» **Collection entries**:
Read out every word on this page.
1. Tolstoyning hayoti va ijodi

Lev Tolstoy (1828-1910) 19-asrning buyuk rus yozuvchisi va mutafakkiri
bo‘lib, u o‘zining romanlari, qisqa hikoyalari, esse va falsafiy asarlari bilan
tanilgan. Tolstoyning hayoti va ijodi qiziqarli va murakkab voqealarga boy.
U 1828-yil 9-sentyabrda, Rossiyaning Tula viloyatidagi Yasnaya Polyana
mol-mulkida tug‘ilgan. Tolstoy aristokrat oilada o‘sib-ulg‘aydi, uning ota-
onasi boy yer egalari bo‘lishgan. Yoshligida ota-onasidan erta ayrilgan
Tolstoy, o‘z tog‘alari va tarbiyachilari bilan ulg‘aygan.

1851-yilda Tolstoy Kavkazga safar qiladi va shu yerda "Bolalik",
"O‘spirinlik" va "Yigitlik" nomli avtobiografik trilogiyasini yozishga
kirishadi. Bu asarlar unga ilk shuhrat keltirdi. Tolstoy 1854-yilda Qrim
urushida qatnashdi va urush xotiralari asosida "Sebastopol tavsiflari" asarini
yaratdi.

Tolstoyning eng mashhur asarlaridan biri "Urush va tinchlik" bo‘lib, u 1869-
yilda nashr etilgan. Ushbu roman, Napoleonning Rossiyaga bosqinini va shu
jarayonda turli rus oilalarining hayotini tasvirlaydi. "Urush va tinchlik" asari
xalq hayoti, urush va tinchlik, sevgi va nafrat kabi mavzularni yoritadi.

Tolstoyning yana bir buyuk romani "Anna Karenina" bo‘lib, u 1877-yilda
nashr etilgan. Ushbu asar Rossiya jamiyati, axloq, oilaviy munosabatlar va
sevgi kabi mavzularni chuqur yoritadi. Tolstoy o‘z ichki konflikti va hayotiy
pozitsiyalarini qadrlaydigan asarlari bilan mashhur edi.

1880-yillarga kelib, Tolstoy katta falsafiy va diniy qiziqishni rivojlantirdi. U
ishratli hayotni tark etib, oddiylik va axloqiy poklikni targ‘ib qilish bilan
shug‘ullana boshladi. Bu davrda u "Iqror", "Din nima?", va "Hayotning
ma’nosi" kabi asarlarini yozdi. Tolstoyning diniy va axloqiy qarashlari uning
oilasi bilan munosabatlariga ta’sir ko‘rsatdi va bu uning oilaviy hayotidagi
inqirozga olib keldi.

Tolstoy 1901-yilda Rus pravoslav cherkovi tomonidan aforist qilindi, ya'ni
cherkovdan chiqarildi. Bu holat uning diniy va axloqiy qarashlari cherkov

» **TASK TO COMPLETE**:
Report only the count of lines that include the string "Tolstoyning".

» **ANSWER TO THIS EXERCISE**:
5